◆ **Instructions to follow**: Extract and list every line that contains the word "IMOVINA".

◆ **Material provided**:
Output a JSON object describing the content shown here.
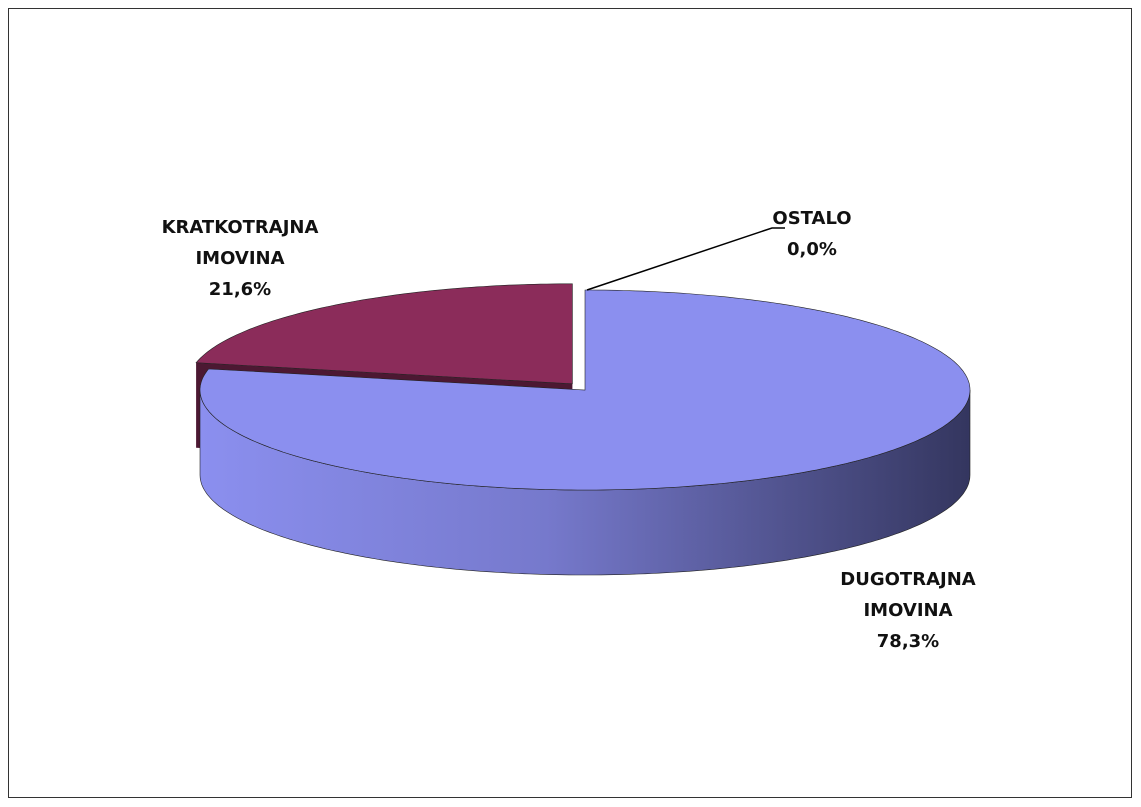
{
  "chart_data": {
    "type": "pie",
    "categories": [
      "DUGOTRAJNA IMOVINA",
      "KRATKOTRAJNA IMOVINA",
      "OSTALO"
    ],
    "values": [
      78.3,
      21.6,
      0.0
    ],
    "value_labels": [
      "78,3%",
      "21,6%",
      "0,0%"
    ],
    "colors": [
      "#8b8fef",
      "#8b2c5a",
      "#ffffff"
    ]
  }
}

◆ **Response to this exercise**:
      "DUGOTRAJNA IMOVINA",
      "KRATKOTRAJNA IMOVINA",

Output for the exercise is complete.